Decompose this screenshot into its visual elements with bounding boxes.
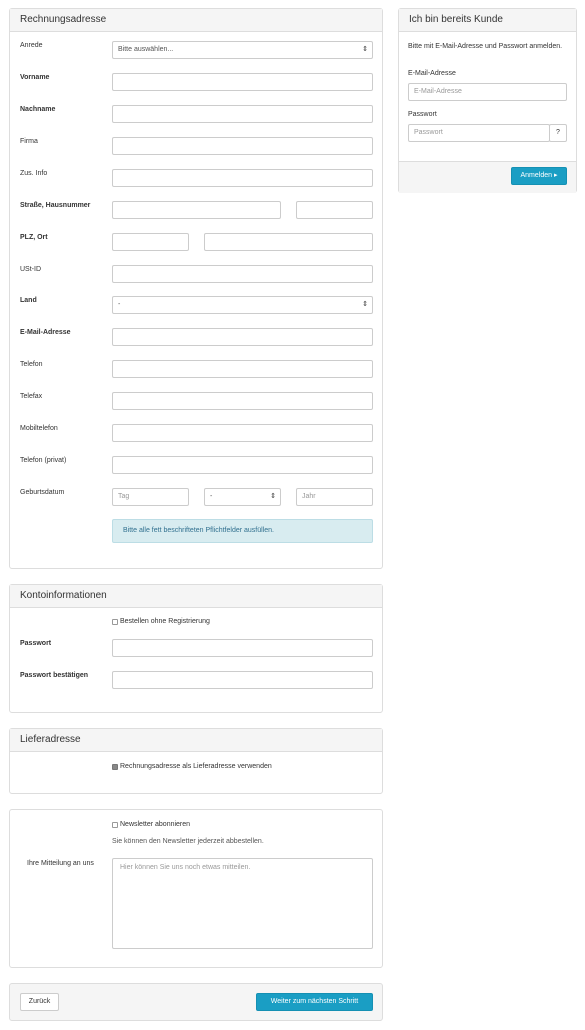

◇ ◇ ◇ ◇ ◇

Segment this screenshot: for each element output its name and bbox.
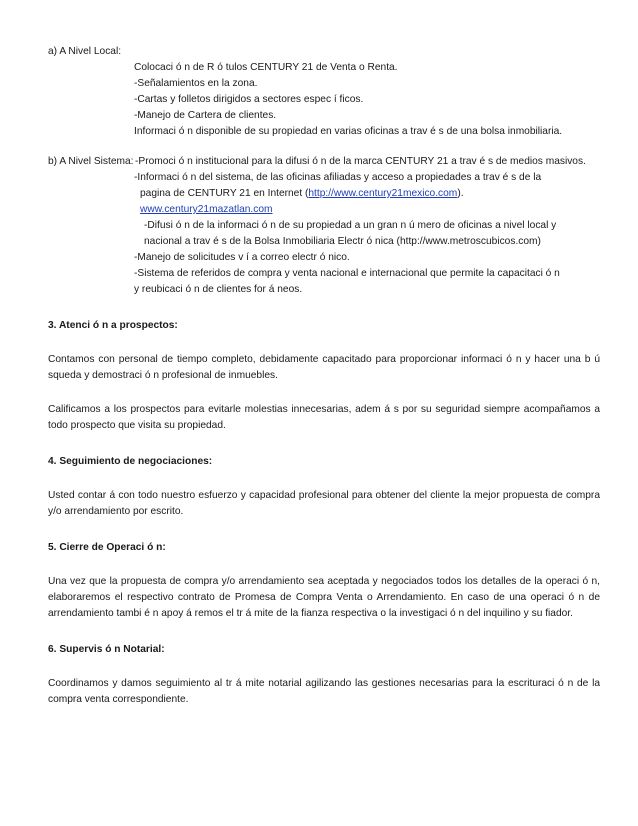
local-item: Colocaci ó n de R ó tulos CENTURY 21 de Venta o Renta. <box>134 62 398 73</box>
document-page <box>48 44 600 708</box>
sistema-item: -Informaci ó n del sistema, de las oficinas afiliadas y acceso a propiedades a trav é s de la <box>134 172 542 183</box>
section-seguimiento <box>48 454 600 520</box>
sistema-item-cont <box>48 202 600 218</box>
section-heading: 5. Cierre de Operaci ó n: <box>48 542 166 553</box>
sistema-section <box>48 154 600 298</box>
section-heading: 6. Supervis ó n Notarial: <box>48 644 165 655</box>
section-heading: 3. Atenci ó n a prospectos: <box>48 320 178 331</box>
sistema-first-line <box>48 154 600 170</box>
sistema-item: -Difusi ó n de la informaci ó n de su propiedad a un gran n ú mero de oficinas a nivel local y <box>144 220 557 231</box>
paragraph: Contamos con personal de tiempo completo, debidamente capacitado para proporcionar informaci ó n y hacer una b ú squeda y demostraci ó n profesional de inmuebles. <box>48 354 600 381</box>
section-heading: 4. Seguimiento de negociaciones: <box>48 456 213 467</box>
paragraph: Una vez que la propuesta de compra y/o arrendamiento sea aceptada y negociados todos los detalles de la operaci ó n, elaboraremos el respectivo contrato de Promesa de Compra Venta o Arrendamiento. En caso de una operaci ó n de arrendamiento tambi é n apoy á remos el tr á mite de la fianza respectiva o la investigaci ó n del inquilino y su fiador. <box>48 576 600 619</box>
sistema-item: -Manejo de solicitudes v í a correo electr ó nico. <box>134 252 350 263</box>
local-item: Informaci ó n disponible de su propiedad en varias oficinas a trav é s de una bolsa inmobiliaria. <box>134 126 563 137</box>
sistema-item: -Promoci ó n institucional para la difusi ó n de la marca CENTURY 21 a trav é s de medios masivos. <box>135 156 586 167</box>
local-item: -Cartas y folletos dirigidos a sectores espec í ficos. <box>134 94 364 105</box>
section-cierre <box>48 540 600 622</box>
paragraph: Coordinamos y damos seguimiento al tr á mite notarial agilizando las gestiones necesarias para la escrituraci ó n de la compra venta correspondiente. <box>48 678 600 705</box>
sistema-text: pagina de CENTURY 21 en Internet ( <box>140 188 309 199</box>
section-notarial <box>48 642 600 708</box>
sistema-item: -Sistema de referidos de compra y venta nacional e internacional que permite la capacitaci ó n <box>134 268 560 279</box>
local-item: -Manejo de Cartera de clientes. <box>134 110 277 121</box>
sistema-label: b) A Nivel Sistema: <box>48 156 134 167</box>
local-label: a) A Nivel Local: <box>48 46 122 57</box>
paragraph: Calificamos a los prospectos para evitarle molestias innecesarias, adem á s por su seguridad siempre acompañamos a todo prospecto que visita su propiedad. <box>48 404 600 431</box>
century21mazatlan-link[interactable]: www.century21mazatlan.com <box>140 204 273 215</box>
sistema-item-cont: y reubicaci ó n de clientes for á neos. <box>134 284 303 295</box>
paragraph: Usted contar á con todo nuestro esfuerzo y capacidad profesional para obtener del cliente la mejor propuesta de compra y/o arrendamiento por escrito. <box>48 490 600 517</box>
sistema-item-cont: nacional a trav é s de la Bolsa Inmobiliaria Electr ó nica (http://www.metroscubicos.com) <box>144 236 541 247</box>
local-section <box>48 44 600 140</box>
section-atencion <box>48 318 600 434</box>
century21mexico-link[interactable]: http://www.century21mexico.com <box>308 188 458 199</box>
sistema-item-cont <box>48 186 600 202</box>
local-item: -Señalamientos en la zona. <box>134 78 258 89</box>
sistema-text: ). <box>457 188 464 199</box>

◇ ◇ ◇ ◇ ◇

• [Work required] Please turn the material from the line with "Segment this screenshot: for" up to and including the line with "document-page <box>48 44 600 708</box>" into a Markdown table with the columns Row and Content, giving each line its own numbered row. Skip blank lines, and leave the pictures out.

• [Full response]
| Row | Content |
|---|---|
| 1 | Segment this screenshot: for each element output its name and bbox. |
| 2 | local-item: Colocaci ó n de R ó tulos CENTURY 21 de Venta o Renta. <box>134 62 398 73</box> |
| 3 | document-page <box>48 44 600 708</box> |